== EXCERPT PROVIDED ==
Install multinode cloudera hadoop cluster cdh5.4.0 manually
This document will guide you regarding how to install multinode cloudera hadoop cluster cdh5.4.0 without Cloudera manager.
In this tutorial I have used 2 Centos 6.6 virtual machines viz. master.hadoop.com & slave.hadoop.com.
Prerequisites:
CentOS 6.X
jdk1.7.X is needed in order to get CDH working. If you have lower version of jdk, please uninstall it and install jdk1.7.X
Master machine – master.hadoop.com (192.168.111.130)
Daemons that we are going to install on master are :
Namenode
HistoryServer
Slave machine – slave.hadoop.com (192.168.111.131)
Daemons that we are going to install on master are :
Resource Manager (Yarn)
Node-manager
Secondary Namenode
Datanode
Important configuration before proceeding further: please add both the hostname and ip information to /etc/hosts file on each host.
[root@master ~]# cat /etc/hosts 127.0.0.1 localhost localhost.localdomain localhost4 localhost4.localdomain4 ::1 localhost localhost.localdomain localhost6 localhost6.localdomain6 192.168.111.130 master.hadoop.com 192.168.111.131 slave.hadoop.com
[root@slave ~]# cat /etc/hosts 127.0.0.1 localhost localhost.localdomain localhost4 localhost4.localdomain4 ::1 localhost localhost.localdomain localhost6 localhost6.localdomain6 192.168.111.130 master.hadoop.com 192.168.111.131 slave.hadoop.com
Please verify that both the hosts are ping’able from each other
Also,
Please stop the firewall and disable the selinux.

== TASK 1 ==
Answer these questions using the Hadoop cluster tutorial.
(a) How many virtual machines does the tutorial use, and what operating system do they run?
(b) What is the IP address of the master machine?
(c) Which jdk version is needed to get CDH working?
== TASK 2 ==
List every daemon that the Hadoop cluster tutorial says will be installed.
== TASK 3 ==
Transcribe the part of the Hadoop cluster tutorial starting at "In this tutorial" and ending at "machine – slave.hadoop.com (192.168.111.131)".

[Layout coordinate data]
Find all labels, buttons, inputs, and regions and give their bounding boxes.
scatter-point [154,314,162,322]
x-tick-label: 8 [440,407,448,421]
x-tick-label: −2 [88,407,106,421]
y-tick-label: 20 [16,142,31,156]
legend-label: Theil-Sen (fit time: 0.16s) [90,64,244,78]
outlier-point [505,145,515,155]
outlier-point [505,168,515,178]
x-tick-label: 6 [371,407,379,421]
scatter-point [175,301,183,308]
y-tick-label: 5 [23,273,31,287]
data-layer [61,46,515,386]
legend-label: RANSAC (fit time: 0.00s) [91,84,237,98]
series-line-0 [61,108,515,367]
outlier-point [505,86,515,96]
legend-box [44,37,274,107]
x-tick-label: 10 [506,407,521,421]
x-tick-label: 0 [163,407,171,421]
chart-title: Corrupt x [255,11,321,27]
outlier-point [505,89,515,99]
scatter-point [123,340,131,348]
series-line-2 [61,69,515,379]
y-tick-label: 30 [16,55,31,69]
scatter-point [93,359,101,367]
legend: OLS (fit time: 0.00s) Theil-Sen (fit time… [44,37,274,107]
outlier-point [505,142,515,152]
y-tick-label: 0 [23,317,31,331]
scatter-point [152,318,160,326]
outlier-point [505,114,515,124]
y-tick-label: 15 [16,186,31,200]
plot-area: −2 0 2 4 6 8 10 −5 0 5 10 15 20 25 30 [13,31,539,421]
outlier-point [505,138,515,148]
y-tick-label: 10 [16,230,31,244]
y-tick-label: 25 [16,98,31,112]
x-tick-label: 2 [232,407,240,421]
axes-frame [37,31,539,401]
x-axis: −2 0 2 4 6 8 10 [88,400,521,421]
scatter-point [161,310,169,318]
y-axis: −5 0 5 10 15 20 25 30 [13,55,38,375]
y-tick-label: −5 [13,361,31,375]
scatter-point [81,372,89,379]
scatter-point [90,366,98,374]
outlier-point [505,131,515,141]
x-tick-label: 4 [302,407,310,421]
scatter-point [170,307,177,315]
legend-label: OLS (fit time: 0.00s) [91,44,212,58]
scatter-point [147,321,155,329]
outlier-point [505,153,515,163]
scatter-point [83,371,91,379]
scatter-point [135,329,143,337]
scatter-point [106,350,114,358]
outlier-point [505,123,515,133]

== CORRECT ANSWER 1 ==
(a) Two virtual machines running CentOS 6.6.
(b) 192.168.111.130
(c) jdk1.7.X

== CORRECT ANSWER 2 ==
Namenode
HistoryServer
Resource Manager (Yarn)
Node-manager
Secondary Namenode
Datanode

== CORRECT ANSWER 3 ==
In this tutorial I have used 2 Centos 6.6 virtual machines viz. master.hadoop.com & slave.hadoop.com.
Prerequisites:
CentOS 6.X
jdk1.7.X is needed in order to get CDH working. If you have lower version of jdk, please uninstall it and install jdk1.7.X
Master machine – master.hadoop.com (192.168.111.130)
Daemons that we are going to install on master are :
Namenode
HistoryServer
Slave machine – slave.hadoop.com (192.168.111.131)